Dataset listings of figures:
+ + + + + + +
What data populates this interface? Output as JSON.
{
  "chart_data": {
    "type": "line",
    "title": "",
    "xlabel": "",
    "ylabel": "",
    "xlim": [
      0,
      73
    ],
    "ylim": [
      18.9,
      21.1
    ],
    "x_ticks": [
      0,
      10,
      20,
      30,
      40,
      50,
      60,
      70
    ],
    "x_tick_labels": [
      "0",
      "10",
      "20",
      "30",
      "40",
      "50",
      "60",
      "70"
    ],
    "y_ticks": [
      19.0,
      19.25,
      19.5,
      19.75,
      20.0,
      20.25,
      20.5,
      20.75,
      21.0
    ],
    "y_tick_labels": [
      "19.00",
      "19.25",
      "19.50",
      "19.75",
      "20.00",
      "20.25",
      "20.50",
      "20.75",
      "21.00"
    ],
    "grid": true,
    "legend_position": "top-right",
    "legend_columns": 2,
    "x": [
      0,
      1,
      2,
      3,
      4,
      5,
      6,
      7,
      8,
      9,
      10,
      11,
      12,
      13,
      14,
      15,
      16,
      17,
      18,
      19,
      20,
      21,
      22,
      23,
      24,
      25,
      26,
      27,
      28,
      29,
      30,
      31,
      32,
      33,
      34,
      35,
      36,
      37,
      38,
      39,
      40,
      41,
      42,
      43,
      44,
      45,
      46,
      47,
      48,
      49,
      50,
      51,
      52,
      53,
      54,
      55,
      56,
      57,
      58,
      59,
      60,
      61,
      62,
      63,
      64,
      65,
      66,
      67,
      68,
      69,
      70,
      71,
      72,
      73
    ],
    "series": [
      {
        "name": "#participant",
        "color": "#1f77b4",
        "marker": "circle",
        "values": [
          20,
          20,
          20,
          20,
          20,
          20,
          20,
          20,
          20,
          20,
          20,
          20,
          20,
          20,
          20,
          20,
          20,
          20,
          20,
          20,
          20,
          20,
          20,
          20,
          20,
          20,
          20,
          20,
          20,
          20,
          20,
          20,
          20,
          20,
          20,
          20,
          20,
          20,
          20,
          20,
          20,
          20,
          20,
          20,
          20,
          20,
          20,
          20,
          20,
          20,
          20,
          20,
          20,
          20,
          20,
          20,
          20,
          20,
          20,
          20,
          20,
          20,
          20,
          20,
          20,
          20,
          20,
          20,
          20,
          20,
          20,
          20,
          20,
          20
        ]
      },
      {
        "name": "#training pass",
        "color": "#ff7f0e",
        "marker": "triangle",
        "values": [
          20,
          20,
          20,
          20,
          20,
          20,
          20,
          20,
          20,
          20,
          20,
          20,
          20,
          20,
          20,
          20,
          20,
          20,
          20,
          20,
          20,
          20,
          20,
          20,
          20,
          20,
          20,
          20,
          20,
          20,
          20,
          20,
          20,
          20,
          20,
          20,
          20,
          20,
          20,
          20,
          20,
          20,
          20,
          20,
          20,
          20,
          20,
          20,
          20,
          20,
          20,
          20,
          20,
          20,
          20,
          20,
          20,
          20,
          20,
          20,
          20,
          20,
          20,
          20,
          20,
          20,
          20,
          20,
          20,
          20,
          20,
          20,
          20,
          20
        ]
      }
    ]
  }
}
+ + + + + + +
Written instruction: Emit the records above again, exactly, with no line skipped.

Problem solution:
What data populates this interface? Output as JSON.
{
  "chart_data": {
    "type": "line",
    "title": "",
    "xlabel": "",
    "ylabel": "",
    "xlim": [
      0,
      73
    ],
    "ylim": [
      18.9,
      21.1
    ],
    "x_ticks": [
      0,
      10,
      20,
      30,
      40,
      50,
      60,
      70
    ],
    "x_tick_labels": [
      "0",
      "10",
      "20",
      "30",
      "40",
      "50",
      "60",
      "70"
    ],
    "y_ticks": [
      19.0,
      19.25,
      19.5,
      19.75,
      20.0,
      20.25,
      20.5,
      20.75,
      21.0
    ],
    "y_tick_labels": [
      "19.00",
      "19.25",
      "19.50",
      "19.75",
      "20.00",
      "20.25",
      "20.50",
      "20.75",
      "21.00"
    ],
    "grid": true,
    "legend_position": "top-right",
    "legend_columns": 2,
    "x": [
      0,
      1,
      2,
      3,
      4,
      5,
      6,
      7,
      8,
      9,
      10,
      11,
      12,
      13,
      14,
      15,
      16,
      17,
      18,
      19,
      20,
      21,
      22,
      23,
      24,
      25,
      26,
      27,
      28,
      29,
      30,
      31,
      32,
      33,
      34,
      35,
      36,
      37,
      38,
      39,
      40,
      41,
      42,
      43,
      44,
      45,
      46,
      47,
      48,
      49,
      50,
      51,
      52,
      53,
      54,
      55,
      56,
      57,
      58,
      59,
      60,
      61,
      62,
      63,
      64,
      65,
      66,
      67,
      68,
      69,
      70,
      71,
      72,
      73
    ],
    "series": [
      {
        "name": "#participant",
        "color": "#1f77b4",
        "marker": "circle",
        "values": [
          20,
          20,
          20,
          20,
          20,
          20,
          20,
          20,
          20,
          20,
          20,
          20,
          20,
          20,
          20,
          20,
          20,
          20,
          20,
          20,
          20,
          20,
          20,
          20,
          20,
          20,
          20,
          20,
          20,
          20,
          20,
          20,
          20,
          20,
          20,
          20,
          20,
          20,
          20,
          20,
          20,
          20,
          20,
          20,
          20,
          20,
          20,
          20,
          20,
          20,
          20,
          20,
          20,
          20,
          20,
          20,
          20,
          20,
          20,
          20,
          20,
          20,
          20,
          20,
          20,
          20,
          20,
          20,
          20,
          20,
          20,
          20,
          20,
          20
        ]
      },
      {
        "name": "#training pass",
        "color": "#ff7f0e",
        "marker": "triangle",
        "values": [
          20,
          20,
          20,
          20,
          20,
          20,
          20,
          20,
          20,
          20,
          20,
          20,
          20,
          20,
          20,
          20,
          20,
          20,
          20,
          20,
          20,
          20,
          20,
          20,
          20,
          20,
          20,
          20,
          20,
          20,
          20,
          20,
          20,
          20,
          20,
          20,
          20,
          20,
          20,
          20,
          20,
          20,
          20,
          20,
          20,
          20,
          20,
          20,
          20,
          20,
          20,
          20,
          20,
          20,
          20,
          20,
          20,
          20,
          20,
          20,
          20,
          20,
          20,
          20,
          20,
          20,
          20,
          20,
          20,
          20,
          20,
          20,
          20,
          20
        ]
      }
    ]
  }
}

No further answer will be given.